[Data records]
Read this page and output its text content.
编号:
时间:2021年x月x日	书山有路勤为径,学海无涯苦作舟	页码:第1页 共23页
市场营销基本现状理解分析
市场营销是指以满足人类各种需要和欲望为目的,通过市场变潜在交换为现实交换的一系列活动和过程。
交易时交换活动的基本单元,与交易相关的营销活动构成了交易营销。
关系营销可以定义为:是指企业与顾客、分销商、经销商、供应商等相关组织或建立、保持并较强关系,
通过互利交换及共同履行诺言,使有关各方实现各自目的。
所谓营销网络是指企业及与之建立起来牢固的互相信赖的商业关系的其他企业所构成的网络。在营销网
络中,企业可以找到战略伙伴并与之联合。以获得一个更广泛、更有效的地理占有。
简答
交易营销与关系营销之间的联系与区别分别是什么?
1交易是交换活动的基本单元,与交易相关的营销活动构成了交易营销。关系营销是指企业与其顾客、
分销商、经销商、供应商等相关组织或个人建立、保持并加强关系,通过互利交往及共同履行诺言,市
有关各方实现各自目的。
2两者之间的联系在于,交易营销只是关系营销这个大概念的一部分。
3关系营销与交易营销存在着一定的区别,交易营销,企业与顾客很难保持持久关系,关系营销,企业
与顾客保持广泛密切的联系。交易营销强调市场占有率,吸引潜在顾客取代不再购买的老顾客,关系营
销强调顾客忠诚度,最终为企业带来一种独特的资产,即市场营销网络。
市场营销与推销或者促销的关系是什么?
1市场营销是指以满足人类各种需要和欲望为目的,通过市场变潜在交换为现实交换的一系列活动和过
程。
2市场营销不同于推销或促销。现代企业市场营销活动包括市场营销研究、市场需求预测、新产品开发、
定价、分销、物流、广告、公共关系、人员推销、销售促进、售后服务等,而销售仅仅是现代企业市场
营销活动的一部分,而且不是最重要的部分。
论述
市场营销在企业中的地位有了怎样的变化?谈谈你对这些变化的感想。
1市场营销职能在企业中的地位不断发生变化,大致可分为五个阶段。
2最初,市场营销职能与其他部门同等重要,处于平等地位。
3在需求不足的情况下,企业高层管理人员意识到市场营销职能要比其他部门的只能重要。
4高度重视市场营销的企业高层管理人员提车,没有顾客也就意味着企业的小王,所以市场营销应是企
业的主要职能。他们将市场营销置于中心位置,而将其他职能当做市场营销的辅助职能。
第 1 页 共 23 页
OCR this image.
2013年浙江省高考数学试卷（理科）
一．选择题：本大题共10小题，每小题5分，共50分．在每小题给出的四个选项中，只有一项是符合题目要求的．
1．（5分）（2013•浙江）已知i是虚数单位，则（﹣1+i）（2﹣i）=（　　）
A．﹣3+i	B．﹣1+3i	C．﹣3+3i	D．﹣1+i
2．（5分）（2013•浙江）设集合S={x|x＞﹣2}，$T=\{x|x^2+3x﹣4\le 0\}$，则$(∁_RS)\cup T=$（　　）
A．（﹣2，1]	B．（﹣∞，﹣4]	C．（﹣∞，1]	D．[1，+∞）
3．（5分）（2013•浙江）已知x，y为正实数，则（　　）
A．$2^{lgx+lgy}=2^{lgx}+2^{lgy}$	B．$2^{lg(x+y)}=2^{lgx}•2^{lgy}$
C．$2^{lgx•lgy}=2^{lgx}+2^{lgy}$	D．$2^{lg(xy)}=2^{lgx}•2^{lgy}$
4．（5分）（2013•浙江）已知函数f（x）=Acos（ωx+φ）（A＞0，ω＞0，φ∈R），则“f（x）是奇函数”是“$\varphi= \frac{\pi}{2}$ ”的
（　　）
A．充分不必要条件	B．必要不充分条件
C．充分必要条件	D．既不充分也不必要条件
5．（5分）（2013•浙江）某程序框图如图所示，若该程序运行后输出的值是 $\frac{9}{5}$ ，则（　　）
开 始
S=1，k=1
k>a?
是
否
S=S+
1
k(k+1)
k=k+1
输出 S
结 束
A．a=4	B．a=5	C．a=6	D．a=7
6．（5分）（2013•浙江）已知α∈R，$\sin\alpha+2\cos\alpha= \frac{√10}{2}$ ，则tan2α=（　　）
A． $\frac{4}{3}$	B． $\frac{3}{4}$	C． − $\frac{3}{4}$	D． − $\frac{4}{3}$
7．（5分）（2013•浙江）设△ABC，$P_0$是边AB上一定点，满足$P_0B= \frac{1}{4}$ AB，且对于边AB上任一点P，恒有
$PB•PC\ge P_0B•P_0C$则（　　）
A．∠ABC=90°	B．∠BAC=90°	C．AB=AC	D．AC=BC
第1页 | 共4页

BRIEF → Search the lines for "与交易相关的营销活动构成了交易营销". Copy each line that has it.

CORRECT RESPONSE →
交易时交换活动的基本单元,与交易相关的营销活动构成了交易营销。
1交易是交换活动的基本单元,与交易相关的营销活动构成了交易营销。关系营销是指企业与其顾客、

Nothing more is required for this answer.